• **EXERCISE INSTRUCTIONS**: Tally the lines below that contain "value". The number is the whole answer.

START DATA LISTING

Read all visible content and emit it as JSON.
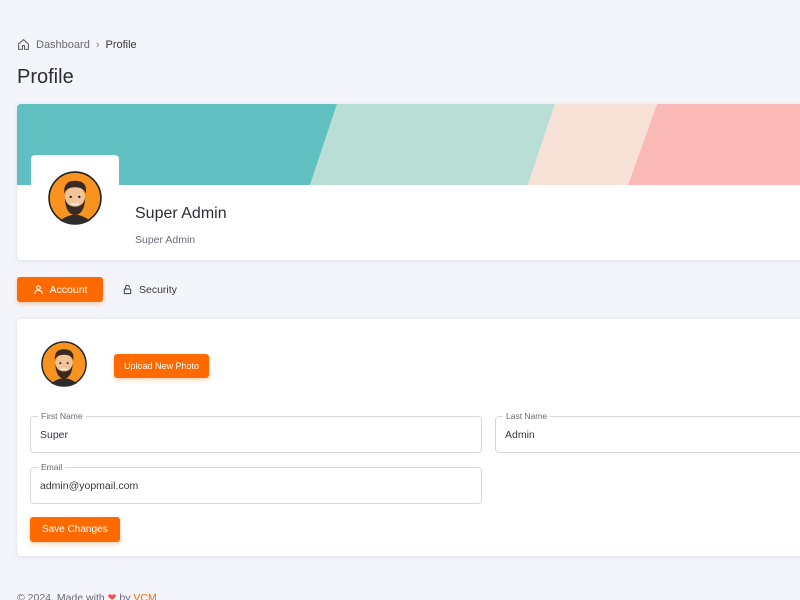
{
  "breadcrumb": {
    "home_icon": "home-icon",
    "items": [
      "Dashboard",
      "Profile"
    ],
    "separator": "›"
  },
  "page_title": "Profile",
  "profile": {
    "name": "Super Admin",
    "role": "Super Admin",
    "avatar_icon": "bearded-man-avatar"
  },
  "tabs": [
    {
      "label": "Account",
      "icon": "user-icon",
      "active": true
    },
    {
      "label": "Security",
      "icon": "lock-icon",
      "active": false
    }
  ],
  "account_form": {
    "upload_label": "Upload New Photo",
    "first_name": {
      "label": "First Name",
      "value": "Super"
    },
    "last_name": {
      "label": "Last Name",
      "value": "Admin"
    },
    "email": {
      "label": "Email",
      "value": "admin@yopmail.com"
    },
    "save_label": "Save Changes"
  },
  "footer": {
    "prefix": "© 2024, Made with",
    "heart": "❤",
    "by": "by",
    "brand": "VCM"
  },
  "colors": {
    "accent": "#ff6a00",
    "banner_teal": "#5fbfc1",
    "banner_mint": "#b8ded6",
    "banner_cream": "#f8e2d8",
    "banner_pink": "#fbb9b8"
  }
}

END DATA LISTING

• **REPLY TO THE TASK**: 3